Goals.
[1] Reproduce word for word the portion of the Pegasus case page that begins at the words "1. A BACKDROP" and ends after the words "an unregulated atmosphere.".
[2] For each statement below, answer yes or no depending on whether the Pegasus case page agrees with it, and quote the words from the page that decide it. (a) The NSO Group sells its spyware only to governments. (b) Pegasus needs the target to click something before it can monitor a device. (c) Regulation of this field is described as unified and transparent.

Page.
PEGASUS CASE

PEGASUS CASE

SYNOPSIS

S.NO.

PARTICULARS

1.

Introduction

2.

A Backdrop of the Case

3.

International Agreements and National Legislation

  1. International Covenant on Civil and Political Rights (ICCPR)
  2. Budapest Convention
  3. Wassenaar Arrangement

4.

Internationally Judicial Approach of the Case

5.

India’s Approach to the Case

  1. Overview of Indian Legislation
  2. Parent Case & Precedents
  1. Manohar vs. Union of India
  2. K S Puttaswamy v Union of India
  3. Anuradha Bhasin v. Union of India
  4. Ram Jethmalani v. Union of India
  5. Supreme Court’s Decision & Direction

6.

Deliberation of this Case

7.

Conclusion

8.

References

9.

FAQ

  1. INTRODUCTION

‘If you think technology can solve your security problems, then you don’t understand the problems and you don’t understand the technology’

  • Bruce Schneier

The NSO Group, a public Israeli-based cyber tech firm issued an obtrusive interceptive tech surveillance, known as Pegasus Spyware. Pegasus is a very invasive, nearly invisible spyware that can remotely monitor cellphones and other mobile devices without a click. Its capacity to infiltrate data stored in the mobile cloud and obtain personal core identification data remotely without the target’s knowledge demonstrates how intrusive it is. It has shown that this type of monitoring technology is open to unauthorized usage, particularly when it comes to infringing upon fundamental freedoms and rights.

  1. A BACKDROP OF THE CASE

The Pegasus spyware Case is an invasive cyber-surveillance tool intended to obtain mobile device data covertly. Significant investigative journalism has been published on this malware, and it has revealed a startlingly high amount of Pegasus abuses. Since Pegasus has been used, among others, against members of the press, human rights activists, entrepreneurs, oppositional political leaders, and even lawyers, these misuses have been regularly connected to abuses of human rights. The reason for government abuse of surveillance technology appears to be clear since the NSO Group only sells its spyware to governments. This field’s regulation can be characterized as fragmented and opaque, which allows for abuse and fosters an unregulated atmosphere.

Material supplied.

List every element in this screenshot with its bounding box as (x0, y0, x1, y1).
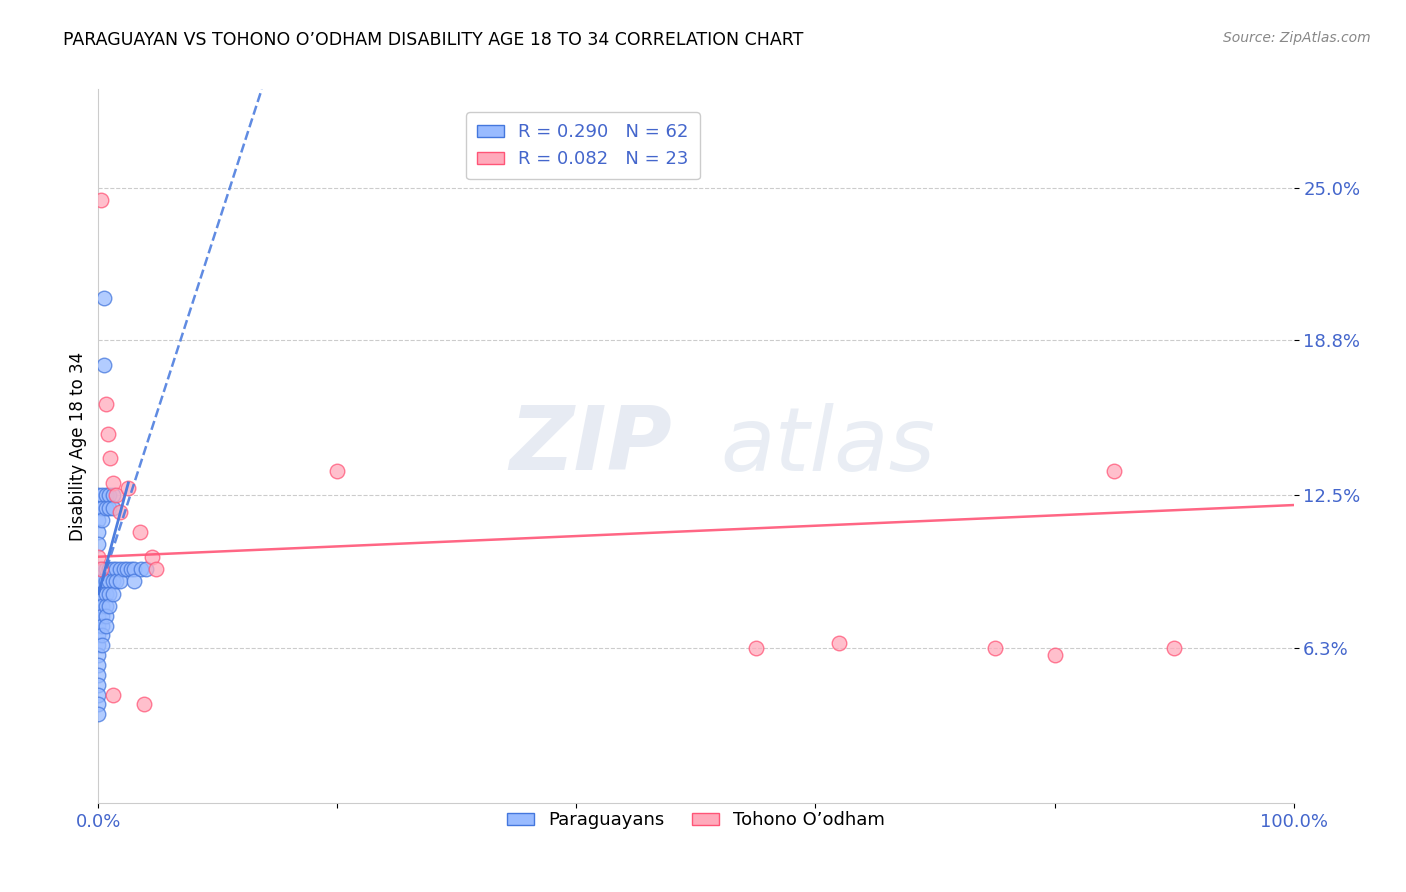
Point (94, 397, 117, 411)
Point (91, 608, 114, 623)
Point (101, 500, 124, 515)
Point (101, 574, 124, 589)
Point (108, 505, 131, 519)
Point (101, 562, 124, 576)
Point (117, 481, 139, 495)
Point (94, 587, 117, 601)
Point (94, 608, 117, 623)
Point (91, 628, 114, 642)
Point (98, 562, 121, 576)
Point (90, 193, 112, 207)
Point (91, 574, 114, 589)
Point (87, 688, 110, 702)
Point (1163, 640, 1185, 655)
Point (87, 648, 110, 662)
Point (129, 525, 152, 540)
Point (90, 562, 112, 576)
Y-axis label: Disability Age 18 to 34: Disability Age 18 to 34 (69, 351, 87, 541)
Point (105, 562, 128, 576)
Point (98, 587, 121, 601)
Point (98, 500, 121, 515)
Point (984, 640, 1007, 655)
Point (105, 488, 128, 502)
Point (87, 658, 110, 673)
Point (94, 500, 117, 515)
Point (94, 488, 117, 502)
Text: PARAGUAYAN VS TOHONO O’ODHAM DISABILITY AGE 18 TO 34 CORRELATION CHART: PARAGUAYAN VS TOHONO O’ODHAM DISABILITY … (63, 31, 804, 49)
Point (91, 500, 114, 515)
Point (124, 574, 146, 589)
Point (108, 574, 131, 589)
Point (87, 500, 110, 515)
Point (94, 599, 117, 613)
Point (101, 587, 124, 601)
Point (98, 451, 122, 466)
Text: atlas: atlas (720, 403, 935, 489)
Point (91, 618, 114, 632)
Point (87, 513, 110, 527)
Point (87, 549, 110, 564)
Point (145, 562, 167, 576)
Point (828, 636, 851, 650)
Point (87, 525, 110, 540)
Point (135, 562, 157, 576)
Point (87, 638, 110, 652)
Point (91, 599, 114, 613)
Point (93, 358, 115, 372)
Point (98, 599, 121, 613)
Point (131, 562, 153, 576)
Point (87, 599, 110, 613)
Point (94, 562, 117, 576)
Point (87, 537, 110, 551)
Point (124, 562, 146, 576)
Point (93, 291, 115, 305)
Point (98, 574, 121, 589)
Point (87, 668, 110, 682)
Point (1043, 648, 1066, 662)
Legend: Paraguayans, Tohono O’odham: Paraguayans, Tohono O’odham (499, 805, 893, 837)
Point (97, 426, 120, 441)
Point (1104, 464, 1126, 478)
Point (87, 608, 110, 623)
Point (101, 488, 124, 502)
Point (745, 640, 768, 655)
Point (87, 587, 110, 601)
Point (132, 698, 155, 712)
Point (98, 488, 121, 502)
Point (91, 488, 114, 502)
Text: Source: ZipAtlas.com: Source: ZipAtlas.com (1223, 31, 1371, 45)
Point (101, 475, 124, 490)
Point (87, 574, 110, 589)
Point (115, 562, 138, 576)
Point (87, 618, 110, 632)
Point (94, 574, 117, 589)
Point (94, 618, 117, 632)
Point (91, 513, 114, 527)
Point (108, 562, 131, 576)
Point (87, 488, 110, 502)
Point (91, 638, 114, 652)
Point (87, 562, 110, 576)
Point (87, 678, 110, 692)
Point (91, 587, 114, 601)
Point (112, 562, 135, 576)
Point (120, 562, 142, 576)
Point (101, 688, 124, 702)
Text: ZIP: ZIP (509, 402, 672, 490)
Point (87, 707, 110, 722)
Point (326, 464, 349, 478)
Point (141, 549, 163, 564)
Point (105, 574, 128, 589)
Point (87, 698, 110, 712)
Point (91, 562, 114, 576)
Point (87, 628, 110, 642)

==

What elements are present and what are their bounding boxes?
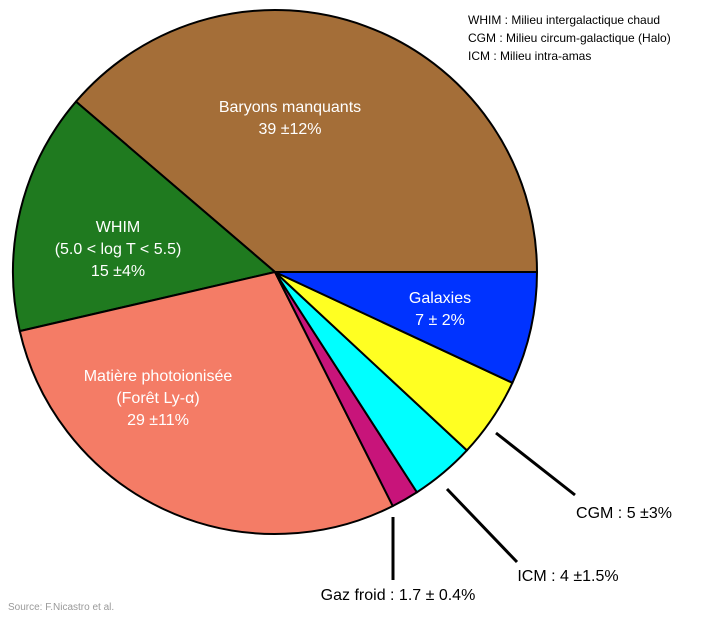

Task results.
[1]
1. A BACKDROP OF THE CASE

The Pegasus spyware Case is an invasive cyber-surveillance tool intended to obtain mobile device data covertly. Significant investigative journalism has been published on this malware, and it has revealed a startlingly high amount of Pegasus abuses. Since Pegasus has been used, among others, against members of the press, human rights activists, entrepreneurs, oppositional political leaders, and even lawyers, these misuses have been regularly connected to abuses of human rights. The reason for government abuse of surveillance technology appears to be clear since the NSO Group only sells its spyware to governments. This field’s regulation can be characterized as fragmented and opaque, which allows for abuse and fosters an unregulated atmosphere.

[2]
(a) Yes: "the NSO Group only sells its spyware to governments"
(b) No: "can remotely monitor cellphones and other mobile devices without a click"
(c) No: "This field’s regulation can be characterized as fragmented and opaque"